▶ **Material provided**:
◇ ◇ ◇ ◇

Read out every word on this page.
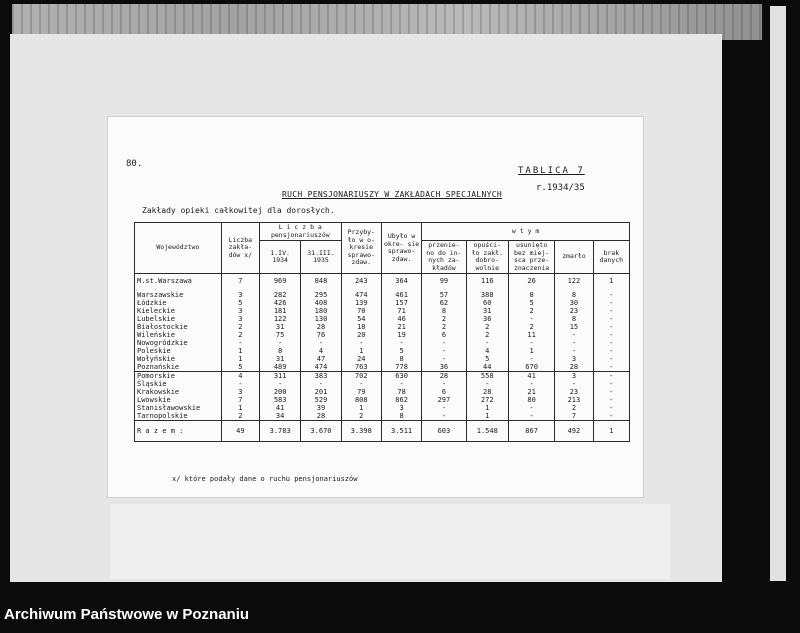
80.
TABLICA 7
r.1934/35
RUCH PENSJONARIUSZY W ZAKŁADACH SPECJALNYCH
Zakłady opieki całkowitej dla dorosłych.
Województwo	Liczba zakła- dów x/	L i c z b a pensjonariuszów		Przyby- ło w o- kresie sprawo- zdaw.	Ubyło w okre- sie sprawo- zdaw.	w t y m				
		1.IV. 1934	31.III. 1935			przenie- no do in- nych za- kładów	opuści- ło zakł. dobro- wolnie	usunięto bez miej- sca prze- znaczenia	zmarło	brak danych
M.st.Warszawa	7	969	848	243	364	99	116	26	122	1

Warszawskie	3	282	295	474	461	57	388	8	8	-
Łódzkie	5	426	408	139	157	62	60	5	30	-
Kieleckie	3	181	180	70	71	8	31	2	23	-
Lubelskie	3	122	130	54	46	2	36	-	8	-
Białostockie	2	31	28	18	21	2	2	2	15	-
Wileńskie	2	75	76	20	19	6	2	11	-	-
Nowogródzkie	-	-	-	-	-	-	-	-	-	-
Poleskie	1	8	4	1	5	-	4	1	-	-
Wołyńskie	1	31	47	24	8	-	5	-	3	-
Poznańskie	5	489	474	763	778	36	44	670	28	-
Pomorskie	4	311	383	702	630	28	558	41	3	-
Śląskie	-	-	-	-	-	-	-	-	-	-
Krakowskie	3	200	201	79	78	6	28	21	23	-
Lwowskie	7	583	529	808	862	297	272	80	213	-
Stanisławowskie	1	41	39	1	3	-	1	-	2	-
Tarnopolskie	2	34	28	2	8	-	1	-	7	-
R a z e m :	49	3.783	3.670	3.398	3.511	603	1.548	867	492	1
x/ które podały dane o ruchu pensjonariuszów
Archiwum Państwowe w Poznaniu
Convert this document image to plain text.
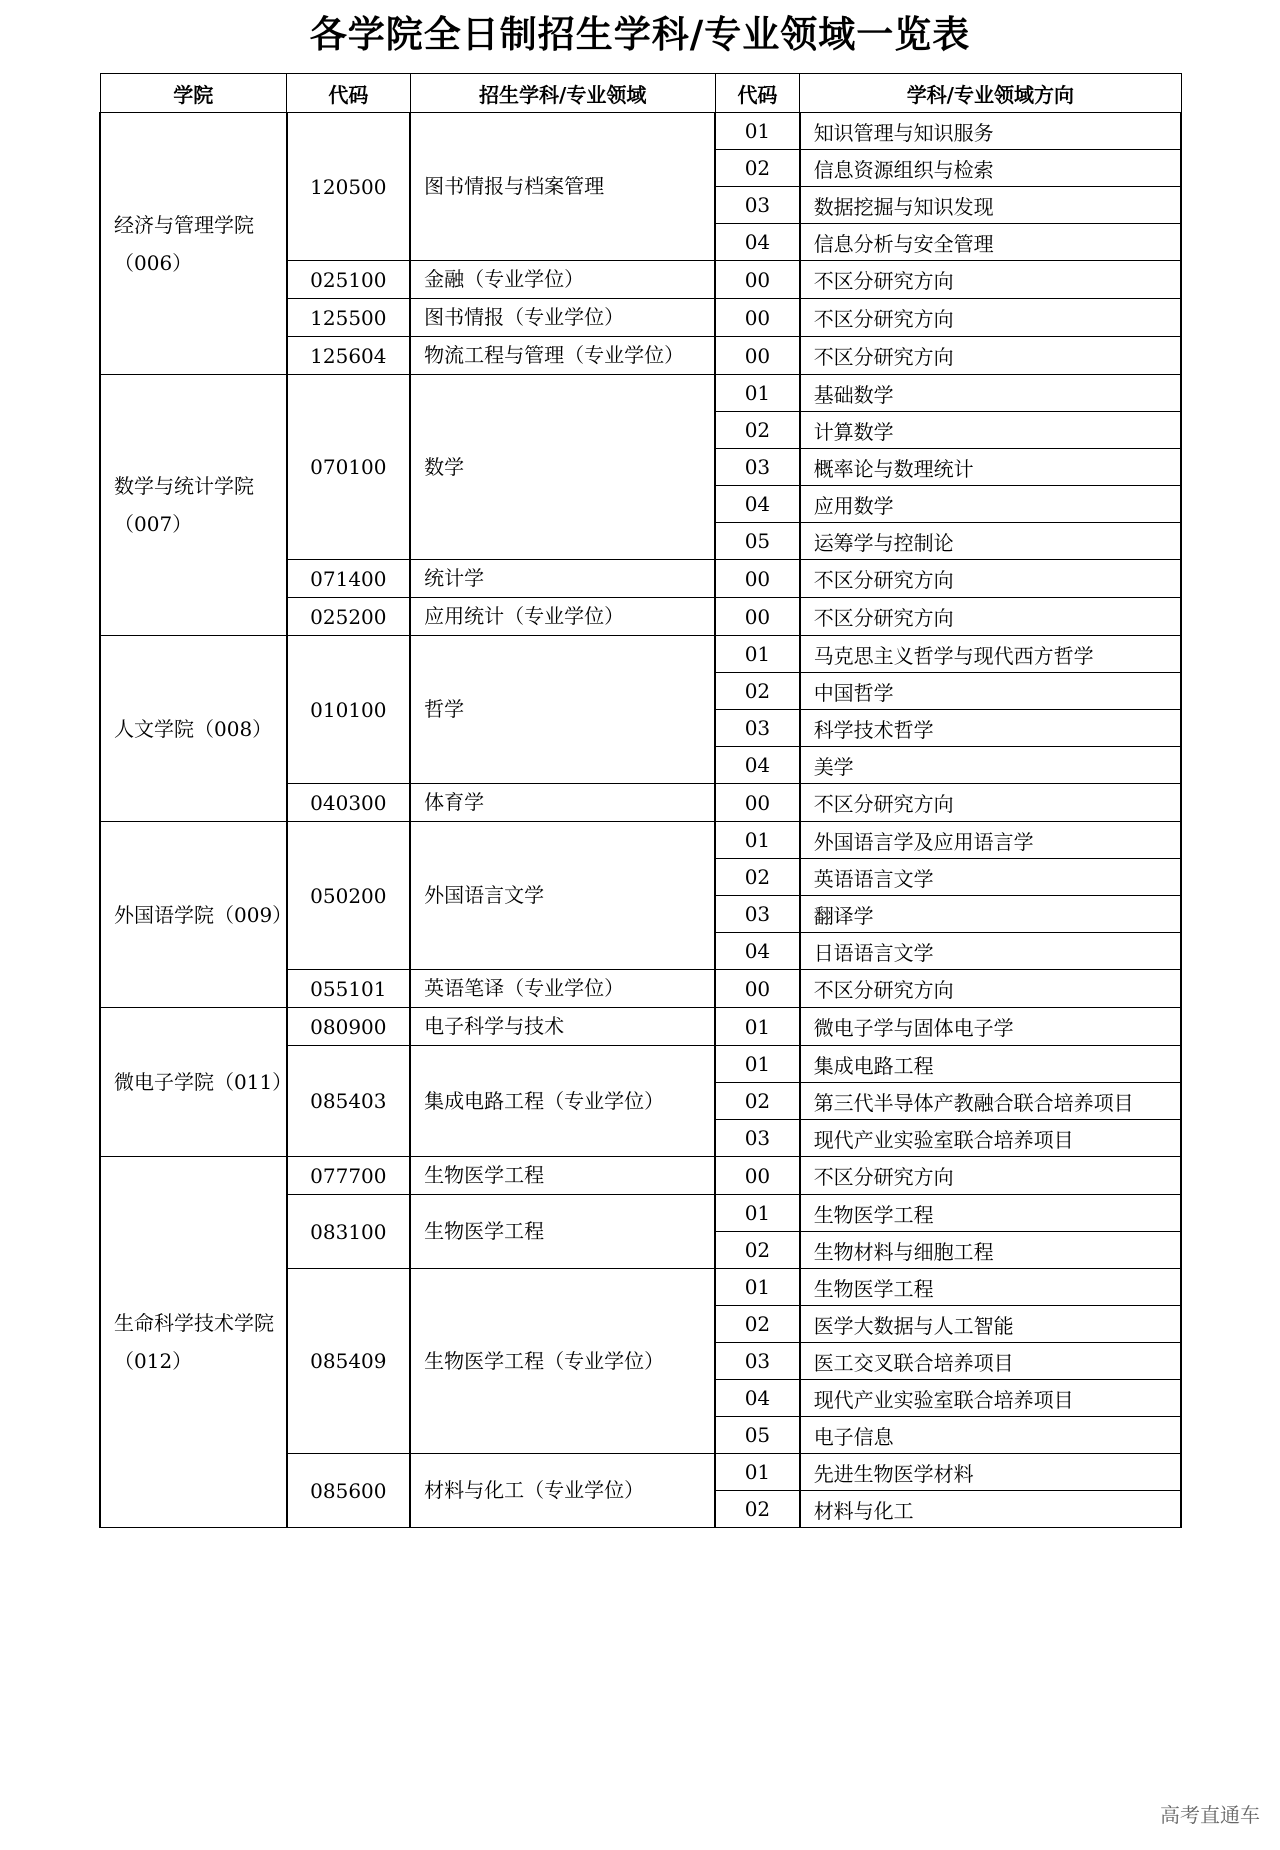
各学院全日制招生学科/专业领域一览表
学院	代码	招生学科/专业领域	代码	学科/专业领域方向
经济与管理学院（006）	120500	图书情报与档案管理	01	知识管理与知识服务
			02	信息资源组织与检索
			03	数据挖掘与知识发现
			04	信息分析与安全管理
	025100	金融（专业学位）	00	不区分研究方向
	125500	图书情报（专业学位）	00	不区分研究方向
	125604	物流工程与管理（专业学位）	00	不区分研究方向
数学与统计学院（007）	070100	数学	01	基础数学
			02	计算数学
			03	概率论与数理统计
			04	应用数学
			05	运筹学与控制论
	071400	统计学	00	不区分研究方向
	025200	应用统计（专业学位）	00	不区分研究方向
人文学院（008）	010100	哲学	01	马克思主义哲学与现代西方哲学
			02	中国哲学
			03	科学技术哲学
			04	美学
	040300	体育学	00	不区分研究方向
外国语学院（009）	050200	外国语言文学	01	外国语言学及应用语言学
			02	英语语言文学
			03	翻译学
			04	日语语言文学
	055101	英语笔译（专业学位）	00	不区分研究方向
微电子学院（011）	080900	电子科学与技术	01	微电子学与固体电子学
	085403	集成电路工程（专业学位）	01	集成电路工程
			02	第三代半导体产教融合联合培养项目
			03	现代产业实验室联合培养项目
生命科学技术学院（012）	077700	生物医学工程	00	不区分研究方向
	083100	生物医学工程	01	生物医学工程
			02	生物材料与细胞工程
	085409	生物医学工程（专业学位）	01	生物医学工程
			02	医学大数据与人工智能
			03	医工交叉联合培养项目
			04	现代产业实验室联合培养项目
			05	电子信息
	085600	材料与化工（专业学位）	01	先进生物医学材料
			02	材料与化工
高考直通车
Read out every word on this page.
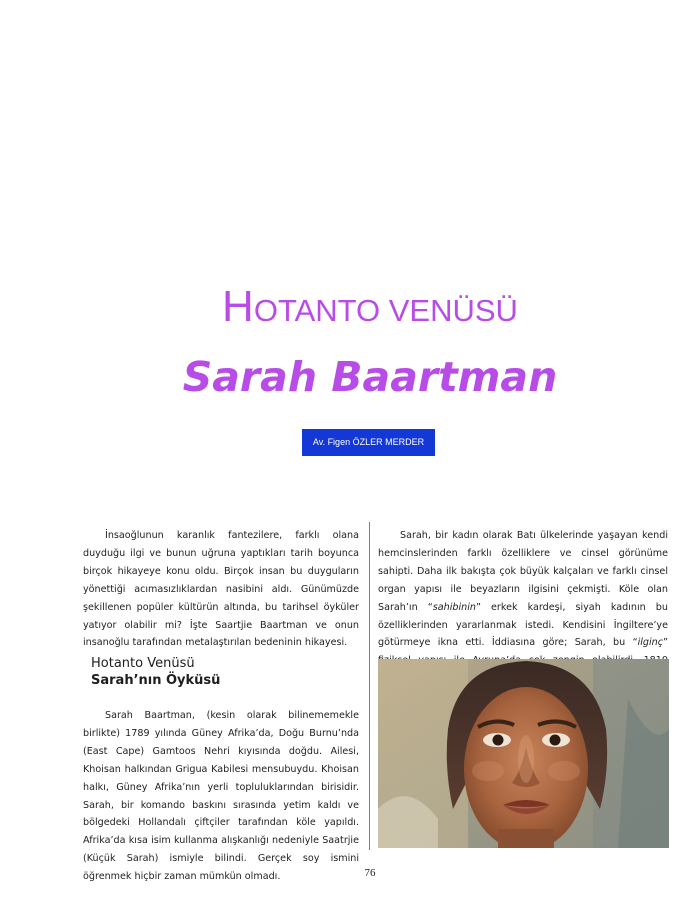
HOTANTO VENÜSÜ
Sarah Baartman
Av. Figen ÖZLER MERDER

İnsaoğlunun karanlık fantezilere, farklı olana duyduğu ilgi ve bunun uğruna yaptıkları tarih boyunca birçok hikayeye konu oldu. Birçok insan bu duyguların yönettiği acımasızlıklardan nasibini aldı. Günümüzde şekillenen popüler kültürün altında, bu tarihsel öyküler yatıyor olabilir mi? İşte Saartjie Baartman ve onun insanoğlu tarafından metalaştırılan bedeninin hikayesi.

Hotanto Venüsü
Sarah’nın Öyküsü

Sarah Baartman, (kesin olarak bilinememekle birlikte) 1789 yılında Güney Afrika’da, Doğu Burnu’nda (East Cape) Gamtoos Nehri kıyısında doğdu. Ailesi, Khoisan halkından Grigua Kabilesi mensubuydu. Khoisan halkı, Güney Afrika’nın yerli topluluklarından birisidir. Sarah, bir komando baskını sırasında yetim kaldı ve bölgedeki Hollandalı çiftçiler tarafından köle yapıldı. Afrika’da kısa isim kullanma alışkanlığı nedeniyle Saatrjie (Küçük Sarah) ismiyle bilindi. Gerçek soy ismini öğrenmek hiçbir zaman mümkün olmadı.

Sarah, bir kadın olarak Batı ülkelerinde yaşayan kendi hemcinslerinden farklı özelliklere ve cinsel görünüme sahipti. Daha ilk bakışta çok büyük kalçaları ve farklı cinsel organ yapısı ile beyazların ilgisini çekmişti. Köle olan Sarah’ın “sahibinin” erkek kardeşi, siyah kadının bu özelliklerinden yararlanmak istedi. Kendisini İngiltere’ye götürmeye ikna etti. İddiasına göre; Sarah, bu “ilginç”

76
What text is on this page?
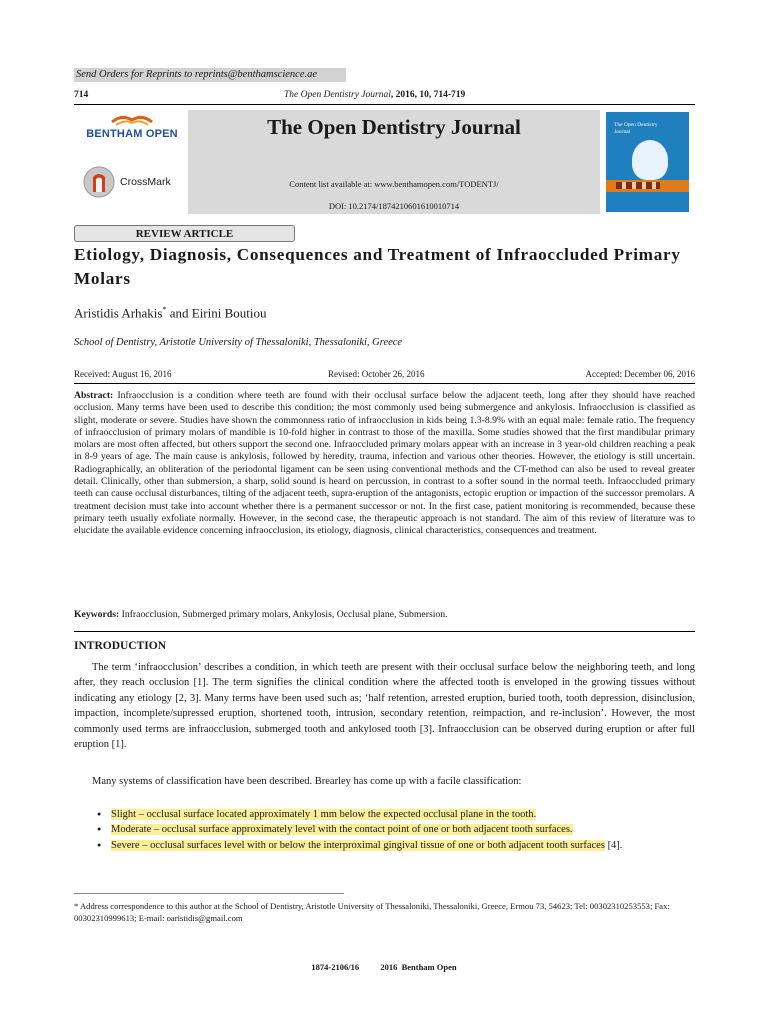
Send Orders for Reprints to reprints@benthamscience.ae
714	The Open Dentistry Journal, 2016, 10, 714-719
BENTHAM OPEN
CrossMark
The Open Dentistry Journal
Content list available at: www.benthamopen.com/TODENTJ/
DOI: 10.2174/1874210601610010714
The Open Dentistry Journal
REVIEW ARTICLE
Etiology, Diagnosis, Consequences and Treatment of Infraoccluded Primary Molars
Aristidis Arhakis* and Eirini Boutiou
School of Dentistry, Aristotle University of Thessaloniki, Thessaloniki, Greece
Received: August 16, 2016	Revised: October 26, 2016	Accepted: December 06, 2016
Abstract: Infraocclusion is a condition where teeth are found with their occlusal surface below the adjacent teeth, long after they should have reached occlusion. Many terms have been used to describe this condition; the most commonly used being submergence and ankylosis. Infraocclusion is classified as slight, moderate or severe. Studies have shown the commonness ratio of infraocclusion in kids being 1.3-8.9% with an equal male: female ratio. The frequency of infraocclusion of primary molars of mandible is 10-fold higher in contrast to those of the maxilla. Some studies showed that the first mandibular primary molars are most often affected, but others support the second one. Infraoccluded primary molars appear with an increase in 3 year-old children reaching a peak in 8-9 years of age. The main cause is ankylosis, followed by heredity, trauma, infection and various other theories. However, the etiology is still uncertain. Radiographically, an obliteration of the periodontal ligament can be seen using conventional methods and the CT-method can also be used to reveal greater detail. Clinically, other than submersion, a sharp, solid sound is heard on percussion, in contrast to a softer sound in the normal teeth. Infraoccluded primary teeth can cause occlusal disturbances, tilting of the adjacent teeth, supra-eruption of the antagonists, ectopic eruption or impaction of the successor premolars. A treatment decision must take into account whether there is a permanent successor or not. In the first case, patient monitoring is recommended, because these primary teeth usually exfoliate normally. However, in the second case, the therapeutic approach is not standard. The aim of this review of literature was to elucidate the available evidence concerning infraocclusion, its etiology, diagnosis, clinical characteristics, consequences and treatment.
Keywords: Infraocclusion, Submerged primary molars, Ankylosis, Occlusal plane, Submersion.
INTRODUCTION
The term ‘infraocclusion’ describes a condition, in which teeth are present with their occlusal surface below the neighboring teeth, and long after, they reach occlusion [1]. The term signifies the clinical condition where the affected tooth is enveloped in the growing tissues without indicating any etiology [2, 3]. Many terms have been used such as; ‘half retention, arrested eruption, buried tooth, tooth depression, disinclusion, impaction, incomplete/supressed eruption, shortened tooth, intrusion, secondary retention, reimpaction, and re-inclusion’. However, the most commonly used terms are infraocclusion, submerged tooth and ankylosed tooth [3]. Infraocclusion can be observed during eruption or after full eruption [1].
Many systems of classification have been described. Brearley has come up with a facile classification:
● Slight – occlusal surface located approximately 1 mm below the expected occlusal plane in the tooth.
● Moderate – occlusal surface approximately level with the contact point of one or both adjacent tooth surfaces.
● Severe – occlusal surfaces level with or below the interproximal gingival tissue of one or both adjacent tooth surfaces [4].
* Address correspondence to this author at the School of Dentistry, Aristotle University of Thessaloniki, Thessaloniki, Greece, Ermou 73, 54623; Tel: 00302310253553; Fax: 00302310999613; E-mail: oaristidis@gmail.com
1874-2106/16          2016  Bentham Open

◇ ◇ ◇ ◇

▶ **Description of the task**:
Extract all lines that hold the word "专业学位".

▶ **Result of the exercise**:
	025100	金融（专业学位）	00	不区分研究方向
	125500	图书情报（专业学位）	00	不区分研究方向
	125604	物流工程与管理（专业学位）	00	不区分研究方向
	025200	应用统计（专业学位）	00	不区分研究方向
	055101	英语笔译（专业学位）	00	不区分研究方向
	085403	集成电路工程（专业学位）	01	集成电路工程
	085409	生物医学工程（专业学位）	01	生物医学工程
	085600	材料与化工（专业学位）	01	先进生物医学材料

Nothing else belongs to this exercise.